Extracted data entries:
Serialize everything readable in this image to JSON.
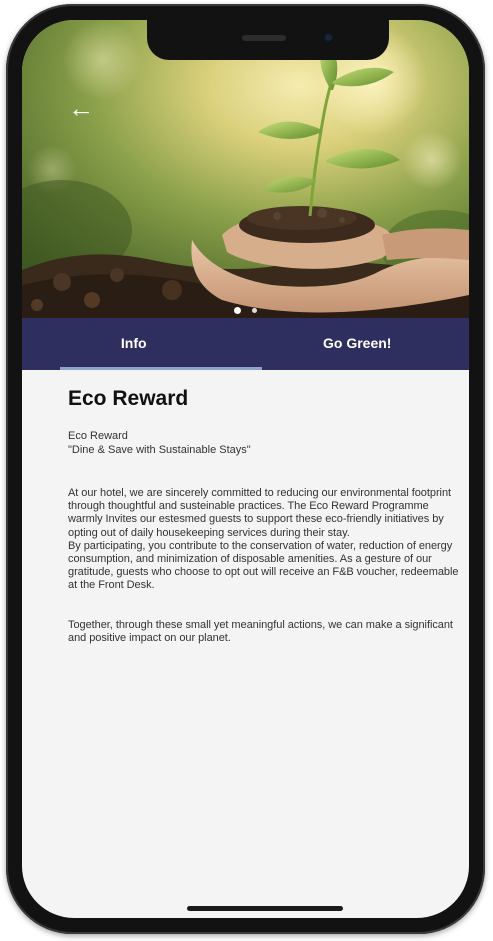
{
  "hero": {
    "back_icon": "arrow-left-icon",
    "carousel": {
      "total_pages": 2,
      "active_page": 1
    }
  },
  "tabs": [
    {
      "label": "Info",
      "active": true
    },
    {
      "label": "Go Green!",
      "active": false
    }
  ],
  "content": {
    "title": "Eco Reward",
    "subtitle": "Eco Reward",
    "tagline": "\"Dine & Save with Sustainable Stays\"",
    "paragraphs": [
      "At our hotel, we are sincerely committed to reducing our environmental footprint through thoughtful and susteinable practices. The Eco Reward Programme warmly Invites our estesmed guests to support these eco-friendly initiatives by opting out of daily housekeeping services during their stay.",
      "By participating, you contribute to the conservation of water, reduction of energy consumption, and minimization of disposable amenities. As a gesture of our gratitude, guests who choose to opt out will receive an F&B voucher, redeemable at the Front Desk.",
      "Together, through these small yet meaningful actions, we can make a significant and positive impact on our planet."
    ]
  },
  "colors": {
    "tab_bar": "#2e2f5e",
    "tab_indicator": "#8fa4c8",
    "content_bg": "#f4f4f4",
    "device_frame": "#121212"
  }
}
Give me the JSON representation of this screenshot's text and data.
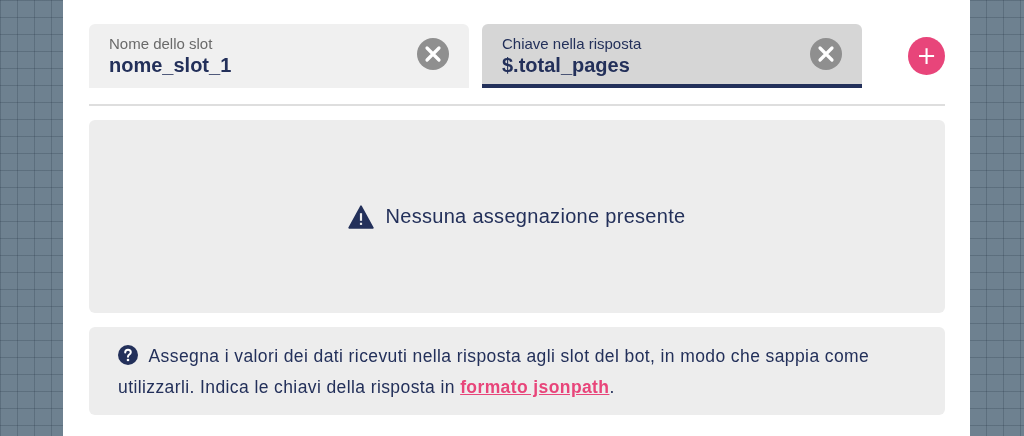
{
  "fields": [
    {
      "label": "Nome dello slot",
      "value": "nome_slot_1",
      "focused": false
    },
    {
      "label": "Chiave nella risposta",
      "value": "$.total_pages",
      "focused": true
    }
  ],
  "add_button": {
    "label": "+"
  },
  "empty_state": {
    "message": "Nessuna assegnazione presente"
  },
  "info": {
    "text_before": "Assegna i valori dei dati ricevuti nella risposta agli slot del bot, in modo che sappia come utilizzarli. Indica le chiavi della risposta in ",
    "link": "formato jsonpath",
    "text_after": "."
  }
}
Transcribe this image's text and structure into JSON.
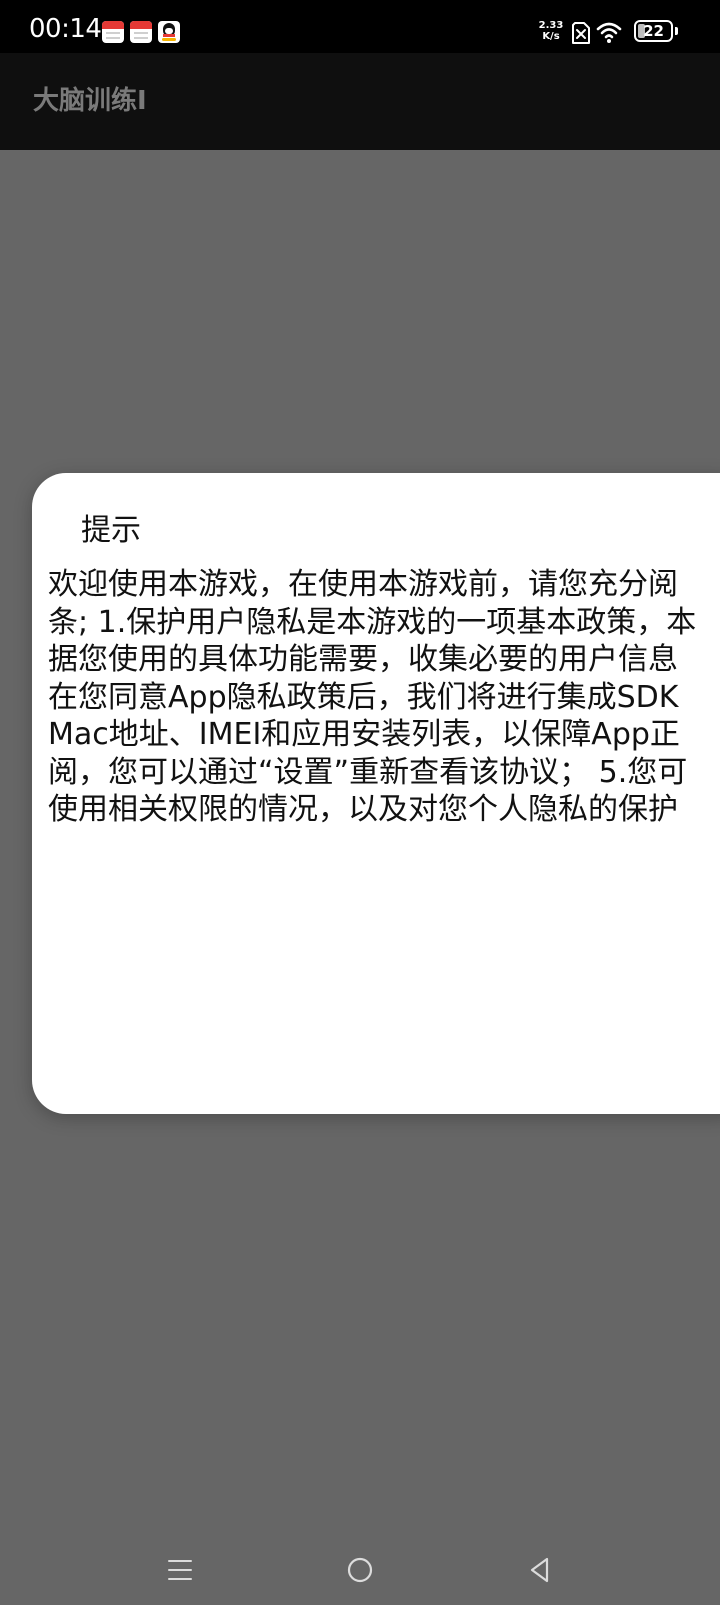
{
  "status_bar": {
    "time": "00:14",
    "notification_icons": [
      "calendar-icon",
      "calendar-icon",
      "qq-icon"
    ],
    "net_speed_value": "2.33",
    "net_speed_unit": "K/s",
    "sim_icon": "sim-disabled-icon",
    "wifi_icon": "wifi-icon",
    "battery_level": "22"
  },
  "app_bar": {
    "title": "大脑训练I"
  },
  "dialog": {
    "title": "提示",
    "message_lines": [
      "欢迎使用本游戏，在使用本游戏前，请您充分阅",
      "条; 1.保护用户隐私是本游戏的一项基本政策，本",
      "据您使用的具体功能需要，收集必要的用户信息",
      "在您同意App隐私政策后，我们将进行集成SDK",
      "Mac地址、IMEI和应用安装列表，以保障App正",
      "阅，您可以通过“设置”重新查看该协议； 5.您可",
      "使用相关权限的情况，以及对您个人隐私的保护"
    ]
  },
  "nav_bar": {
    "menu_icon": "menu-icon",
    "home_icon": "home-icon",
    "back_icon": "back-icon"
  },
  "colors": {
    "status_bar_bg": "#000000",
    "app_bar_bg": "#0f0f0f",
    "scrim_bg": "#666666",
    "dialog_bg": "#ffffff",
    "app_title_color": "#7a7a7a"
  }
}
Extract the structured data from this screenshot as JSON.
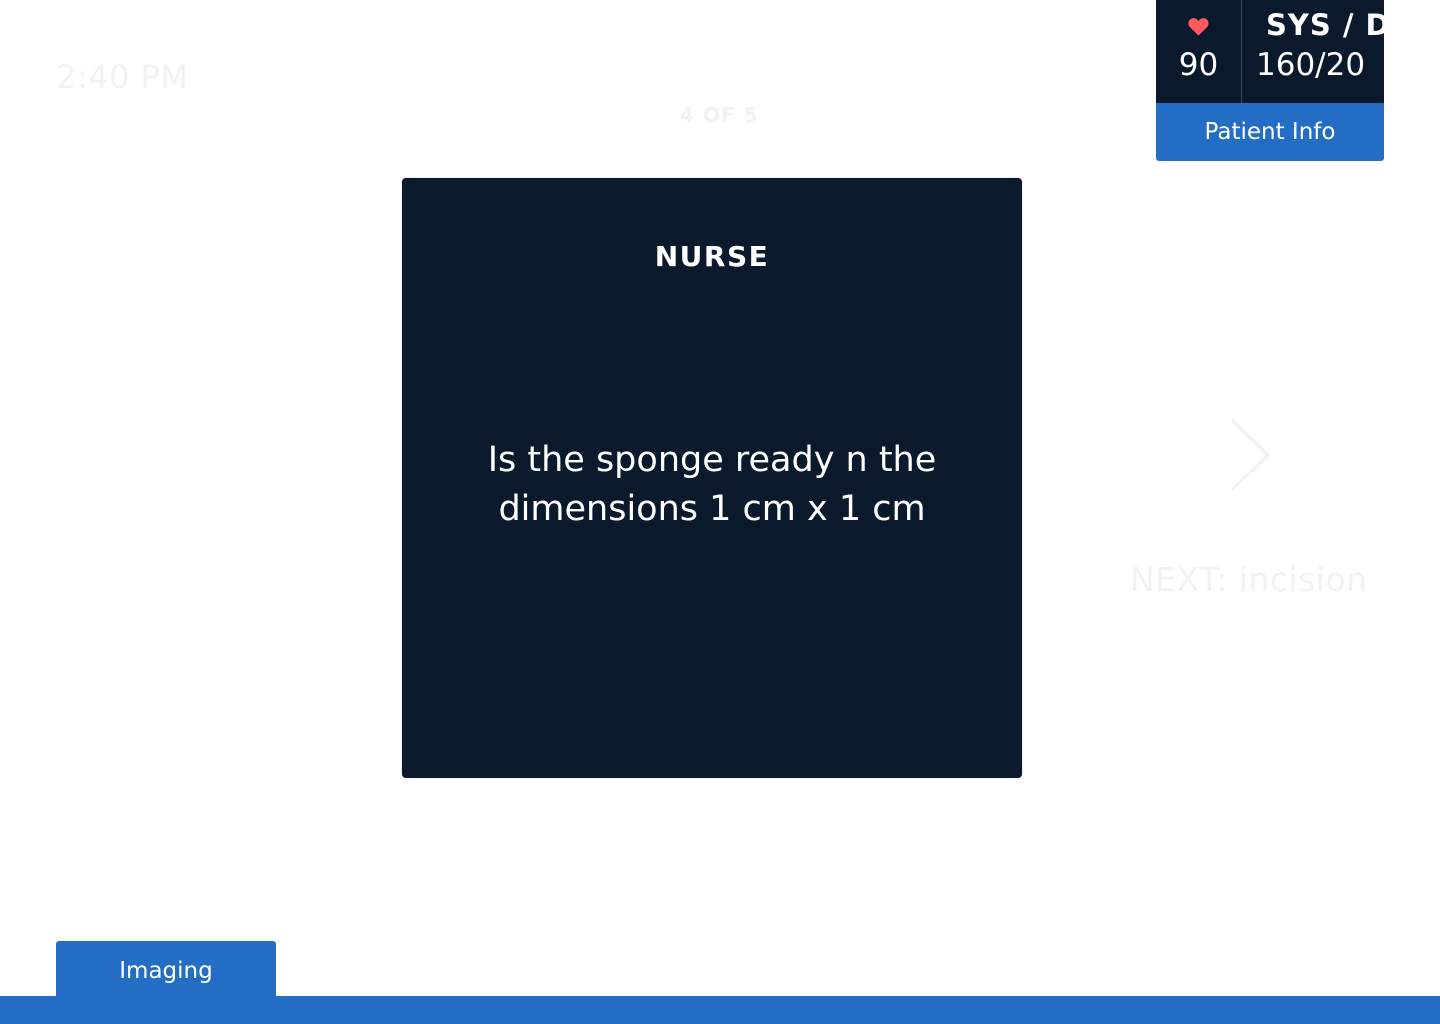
{
  "header": {
    "time": "2:40 PM",
    "step_counter": "4 OF 5"
  },
  "card": {
    "role": "NURSE",
    "prompt": "Is the sponge ready n the dimensions 1 cm x 1 cm"
  },
  "navigation": {
    "next_label": "NEXT: incision",
    "next_icon": "chevron-right-icon"
  },
  "vitals": {
    "heart_icon": "heart-icon",
    "heart_rate": "90",
    "bp_label": "SYS / DIA",
    "bp_value": "160/20",
    "patient_info_label": "Patient Info"
  },
  "footer": {
    "imaging_tab_label": "Imaging"
  },
  "colors": {
    "card_background": "#0a192b",
    "accent_blue": "#236dc4",
    "heart": "#ff5a5f",
    "faded_text": "#f1f2f4"
  }
}
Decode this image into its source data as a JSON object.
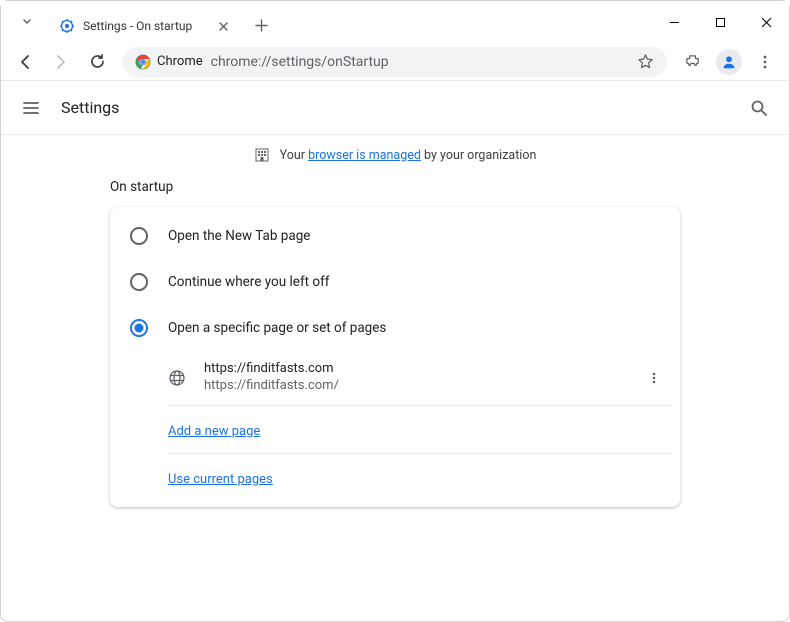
{
  "window": {
    "tab_title": "Settings - On startup"
  },
  "toolbar": {
    "chrome_label": "Chrome",
    "url": "chrome://settings/onStartup"
  },
  "header": {
    "title": "Settings"
  },
  "managed": {
    "prefix": "Your ",
    "link": "browser is managed",
    "suffix": " by your organization"
  },
  "section": {
    "label": "On startup"
  },
  "options": {
    "new_tab": "Open the New Tab page",
    "continue": "Continue where you left off",
    "specific": "Open a specific page or set of pages"
  },
  "page": {
    "title": "https://finditfasts.com",
    "url": "https://finditfasts.com/"
  },
  "links": {
    "add": "Add a new page",
    "current": "Use current pages"
  }
}
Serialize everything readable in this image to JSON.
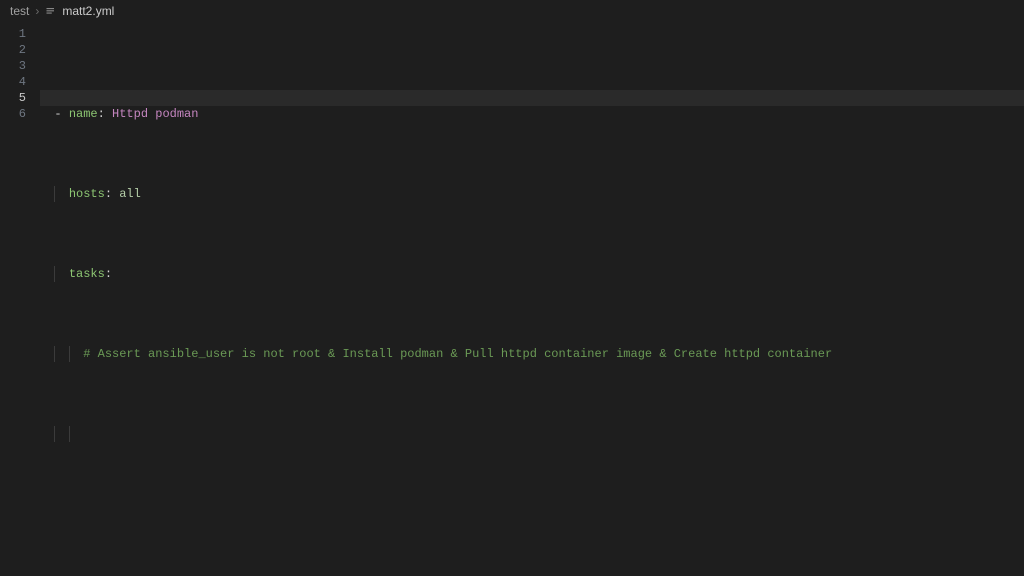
{
  "breadcrumb": {
    "folder": "test",
    "file": "matt2.yml"
  },
  "gutter": {
    "lines": [
      "1",
      "2",
      "3",
      "4",
      "5",
      "6"
    ],
    "current": 5
  },
  "code": {
    "line1": {
      "dash": "-",
      "key": "name",
      "colon": ":",
      "value": "Httpd podman"
    },
    "line2": {
      "key": "hosts",
      "colon": ":",
      "value": "all"
    },
    "line3": {
      "key": "tasks",
      "colon": ":"
    },
    "line4": {
      "comment": "# Assert ansible_user is not root & Install podman & Pull httpd container image & Create httpd container"
    }
  }
}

— The request —
Go over the records above and tally the lines with the word "these" in them. Give the number alone.

— Full answer —
2